(Figure record extracts)
++++

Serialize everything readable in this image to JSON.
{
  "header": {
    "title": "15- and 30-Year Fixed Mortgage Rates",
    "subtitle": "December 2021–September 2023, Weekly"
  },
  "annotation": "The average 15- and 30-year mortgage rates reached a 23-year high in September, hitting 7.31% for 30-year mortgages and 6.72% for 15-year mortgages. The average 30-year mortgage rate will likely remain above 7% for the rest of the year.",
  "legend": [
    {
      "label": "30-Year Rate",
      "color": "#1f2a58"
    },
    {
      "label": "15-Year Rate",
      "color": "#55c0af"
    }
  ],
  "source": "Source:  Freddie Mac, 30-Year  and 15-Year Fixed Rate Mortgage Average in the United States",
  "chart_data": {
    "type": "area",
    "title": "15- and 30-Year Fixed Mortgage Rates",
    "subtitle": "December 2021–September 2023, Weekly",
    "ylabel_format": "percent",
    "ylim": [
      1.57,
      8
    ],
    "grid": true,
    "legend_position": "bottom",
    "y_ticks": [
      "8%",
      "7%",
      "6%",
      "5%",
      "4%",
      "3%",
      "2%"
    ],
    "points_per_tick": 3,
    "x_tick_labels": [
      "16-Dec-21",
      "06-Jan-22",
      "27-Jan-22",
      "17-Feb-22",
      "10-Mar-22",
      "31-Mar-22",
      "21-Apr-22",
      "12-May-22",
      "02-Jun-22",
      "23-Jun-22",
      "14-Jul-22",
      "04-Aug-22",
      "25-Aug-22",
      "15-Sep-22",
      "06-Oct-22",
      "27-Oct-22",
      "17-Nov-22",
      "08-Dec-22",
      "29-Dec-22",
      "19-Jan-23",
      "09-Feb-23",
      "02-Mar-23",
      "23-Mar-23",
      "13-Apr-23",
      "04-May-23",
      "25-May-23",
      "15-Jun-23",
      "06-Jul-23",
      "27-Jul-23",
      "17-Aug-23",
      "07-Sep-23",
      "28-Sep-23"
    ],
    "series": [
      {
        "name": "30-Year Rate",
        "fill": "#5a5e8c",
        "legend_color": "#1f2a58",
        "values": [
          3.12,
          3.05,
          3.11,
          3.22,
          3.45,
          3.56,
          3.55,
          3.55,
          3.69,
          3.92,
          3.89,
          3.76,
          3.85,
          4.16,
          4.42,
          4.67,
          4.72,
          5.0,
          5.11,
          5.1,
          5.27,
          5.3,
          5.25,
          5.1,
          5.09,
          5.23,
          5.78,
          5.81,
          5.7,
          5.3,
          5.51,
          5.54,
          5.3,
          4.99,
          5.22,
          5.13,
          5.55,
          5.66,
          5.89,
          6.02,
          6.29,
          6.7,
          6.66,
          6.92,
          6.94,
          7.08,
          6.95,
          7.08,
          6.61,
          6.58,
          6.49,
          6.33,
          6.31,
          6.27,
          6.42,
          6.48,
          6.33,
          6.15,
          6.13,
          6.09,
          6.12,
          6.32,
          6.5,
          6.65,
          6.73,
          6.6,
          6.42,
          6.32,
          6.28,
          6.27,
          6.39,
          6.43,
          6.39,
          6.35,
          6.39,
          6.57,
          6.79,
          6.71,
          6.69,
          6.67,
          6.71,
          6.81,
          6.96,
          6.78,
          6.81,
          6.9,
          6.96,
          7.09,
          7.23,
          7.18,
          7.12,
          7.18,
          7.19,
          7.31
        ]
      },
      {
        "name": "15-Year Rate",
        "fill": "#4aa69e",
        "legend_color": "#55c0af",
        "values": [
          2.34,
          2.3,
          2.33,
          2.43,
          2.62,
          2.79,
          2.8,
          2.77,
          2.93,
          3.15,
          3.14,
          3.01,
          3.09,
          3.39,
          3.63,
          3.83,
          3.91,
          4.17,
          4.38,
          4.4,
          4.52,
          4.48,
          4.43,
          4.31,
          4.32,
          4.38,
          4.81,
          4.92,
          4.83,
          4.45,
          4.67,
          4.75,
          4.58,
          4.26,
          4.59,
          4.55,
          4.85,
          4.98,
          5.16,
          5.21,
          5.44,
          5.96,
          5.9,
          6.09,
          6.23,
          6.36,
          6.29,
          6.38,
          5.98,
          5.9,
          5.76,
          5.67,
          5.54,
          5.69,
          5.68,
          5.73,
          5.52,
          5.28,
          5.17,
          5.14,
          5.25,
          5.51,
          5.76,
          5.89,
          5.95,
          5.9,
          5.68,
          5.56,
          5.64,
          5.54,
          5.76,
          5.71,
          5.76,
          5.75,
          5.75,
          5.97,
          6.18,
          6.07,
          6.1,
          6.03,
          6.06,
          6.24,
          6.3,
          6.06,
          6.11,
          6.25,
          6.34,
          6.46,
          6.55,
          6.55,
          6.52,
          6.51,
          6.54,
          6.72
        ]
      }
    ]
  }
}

++++

> [Given problem] Report all lines of the data that include the word "subtitle".

> [Finished task]
    "subtitle": "December 2021–September 2023, Weekly"
    "subtitle": "December 2021–September 2023, Weekly",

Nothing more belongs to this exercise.